**What needs to be done**
Work out the number of lines containing "Rzemieślnicza". Answer with nothing but that number.
---------- Recorded data
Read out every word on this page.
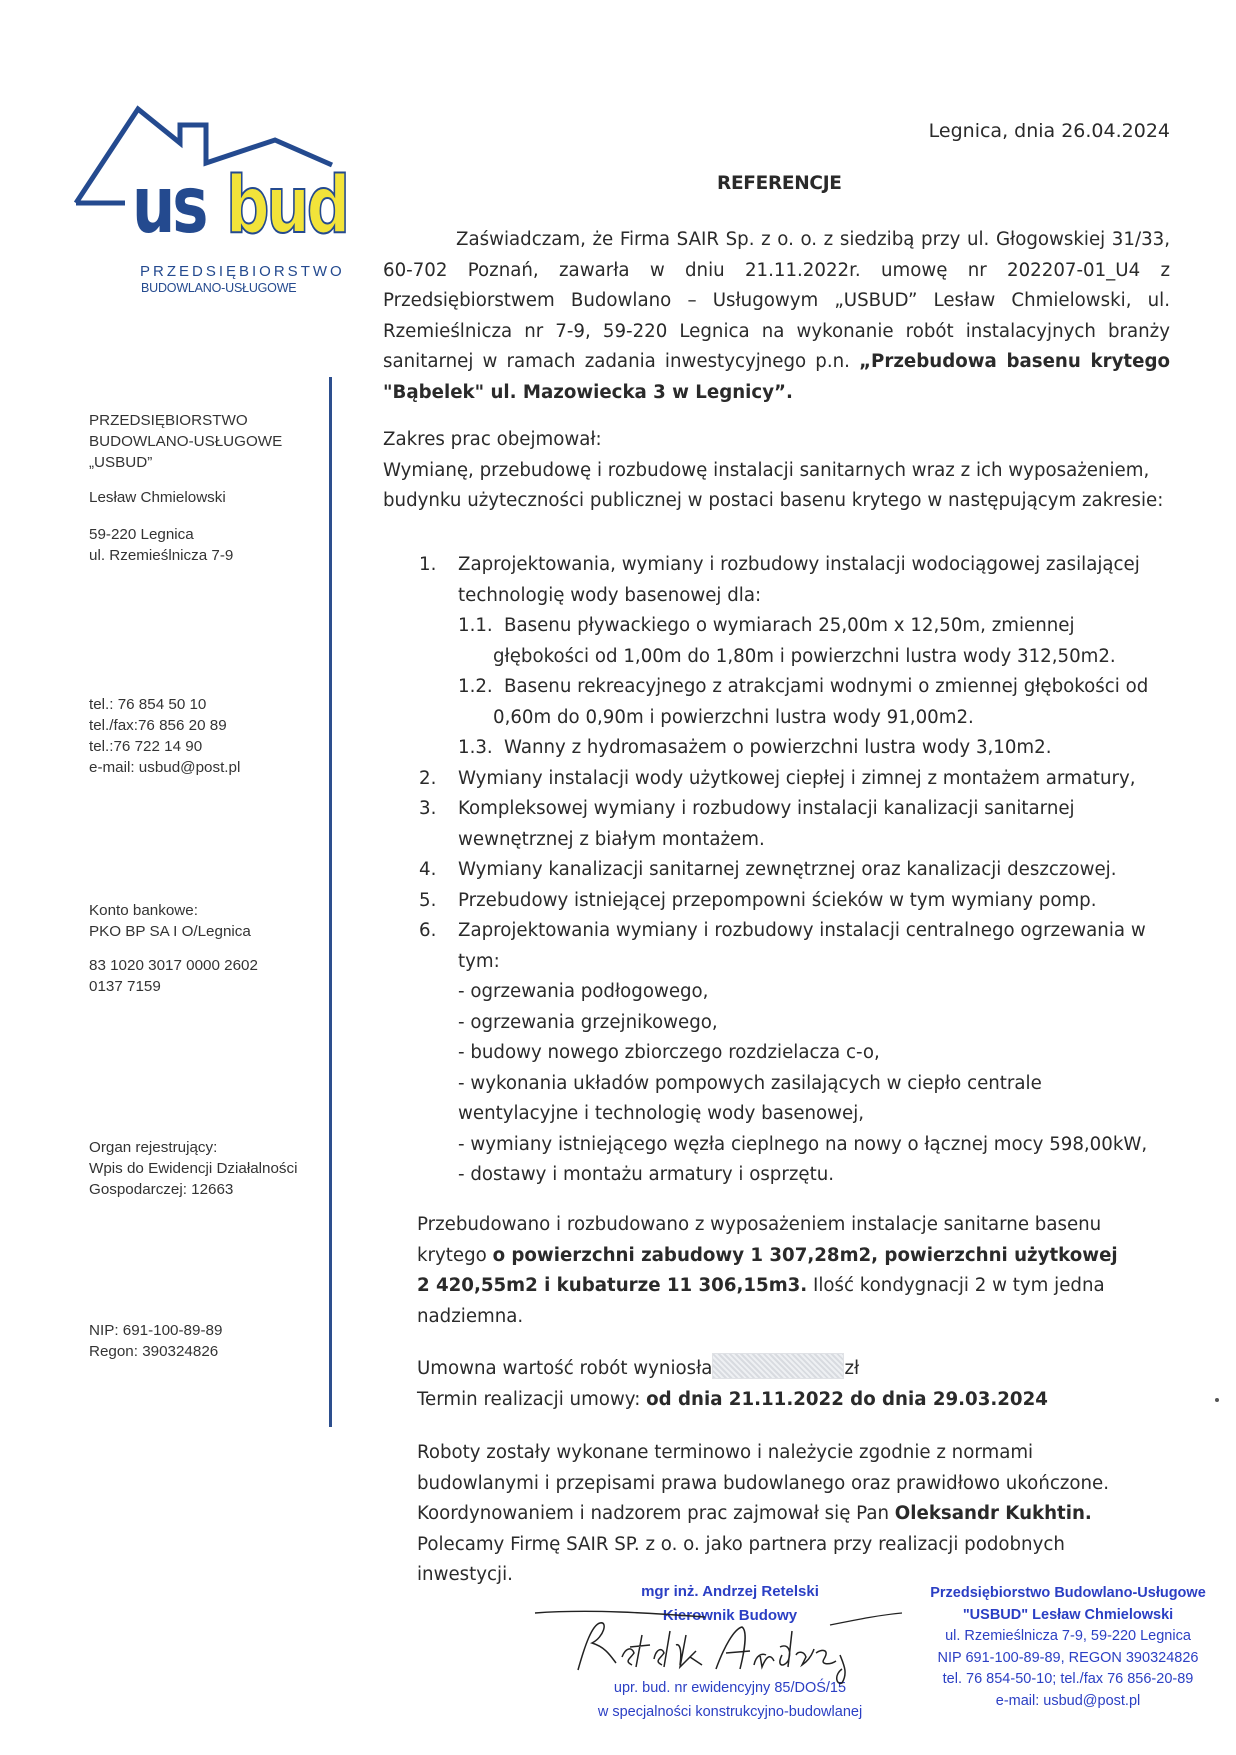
us bud
PRZEDSIĘBIORSTWO
BUDOWLANO-USŁUGOWE
PRZEDSIĘBIORSTWO
BUDOWLANO-USŁUGOWE
„USBUD”
Lesław Chmielowski
59-220 Legnica
ul. Rzemieślnicza 7-9
tel.: 76 854 50 10
tel./fax:76 856 20 89
tel.:76 722 14 90
e-mail: usbud@post.pl
Konto bankowe:
PKO BP SA I O/Legnica
83 1020 3017 0000 2602
0137 7159
Organ rejestrujący:
Wpis do Ewidencji Działalności
Gospodarczej: 12663
NIP: 691-100-89-89
Regon: 390324826
Legnica, dnia 26.04.2024
REFERENCJE
Zaświadczam, że Firma SAIR Sp. z o. o. z siedzibą przy ul. Głogowskiej 31/33, 60-702 Poznań, zawarła w dniu 21.11.2022r. umowę nr 202207-01_U4 z Przedsiębiorstwem Budowlano – Usługowym „USBUD” Lesław Chmielowski, ul. Rzemieślnicza nr 7-9, 59-220 Legnica na wykonanie robót instalacyjnych branży sanitarnej w ramach zadania inwestycyjnego p.n. „Przebudowa basenu krytego "Bąbelek" ul. Mazowiecka 3 w Legnicy”.
Zakres prac obejmował:
Wymianę, przebudowę i rozbudowę instalacji sanitarnych wraz z ich wyposażeniem,
budynku użyteczności publicznej w postaci basenu krytego w następującym zakresie:
1. Zaprojektowania, wymiany i rozbudowy instalacji wodociągowej zasilającej
technologię wody basenowej dla:
1.1. Basenu pływackiego o wymiarach 25,00m x 12,50m, zmiennej
głębokości od 1,00m do 1,80m i powierzchni lustra wody 312,50m2.
1.2. Basenu rekreacyjnego z atrakcjami wodnymi o zmiennej głębokości od
0,60m do 0,90m i powierzchni lustra wody 91,00m2.
1.3. Wanny z hydromasażem o powierzchni lustra wody 3,10m2.
2. Wymiany instalacji wody użytkowej ciepłej i zimnej z montażem armatury,
3. Kompleksowej wymiany i rozbudowy instalacji kanalizacji sanitarnej
wewnętrznej z białym montażem.
4. Wymiany kanalizacji sanitarnej zewnętrznej oraz kanalizacji deszczowej.
5. Przebudowy istniejącej przepompowni ścieków w tym wymiany pomp.
6. Zaprojektowania wymiany i rozbudowy instalacji centralnego ogrzewania w
tym:
- ogrzewania podłogowego,
- ogrzewania grzejnikowego,
- budowy nowego zbiorczego rozdzielacza c-o,
- wykonania układów pompowych zasilających w ciepło centrale
wentylacyjne i technologię wody basenowej,
- wymiany istniejącego węzła cieplnego na nowy o łącznej mocy 598,00kW,
- dostawy i montażu armatury i osprzętu.
Przebudowano i rozbudowano z wyposażeniem instalacje sanitarne basenu
krytego o powierzchni zabudowy 1 307,28m2, powierzchni użytkowej
2 420,55m2 i kubaturze 11 306,15m3. Ilość kondygnacji 2 w tym jedna
nadziemna.
Umowna wartość robót wyniosła	zł
Termin realizacji umowy: od dnia 21.11.2022 do dnia 29.03.2024
Roboty zostały wykonane terminowo i należycie zgodnie z normami
budowlanymi i przepisami prawa budowlanego oraz prawidłowo ukończone.
Koordynowaniem i nadzorem prac zajmował się Pan Oleksandr Kukhtin.
Polecamy Firmę SAIR SP. z o. o. jako partnera przy realizacji podobnych
inwestycji.
mgr inż. Andrzej Retelski
Kierownik Budowy
upr. bud. nr ewidencyjny 85/DOŚ/15
w specjalności konstrukcyjno-budowlanej
Przedsiębiorstwo Budowlano-Usługowe
"USBUD" Lesław Chmielowski
ul. Rzemieślnicza 7-9, 59-220 Legnica
NIP 691-100-89-89, REGON 390324826
tel. 76 854-50-10; tel./fax 76 856-20-89
e-mail: usbud@post.pl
--------------------
**Output of the task**
3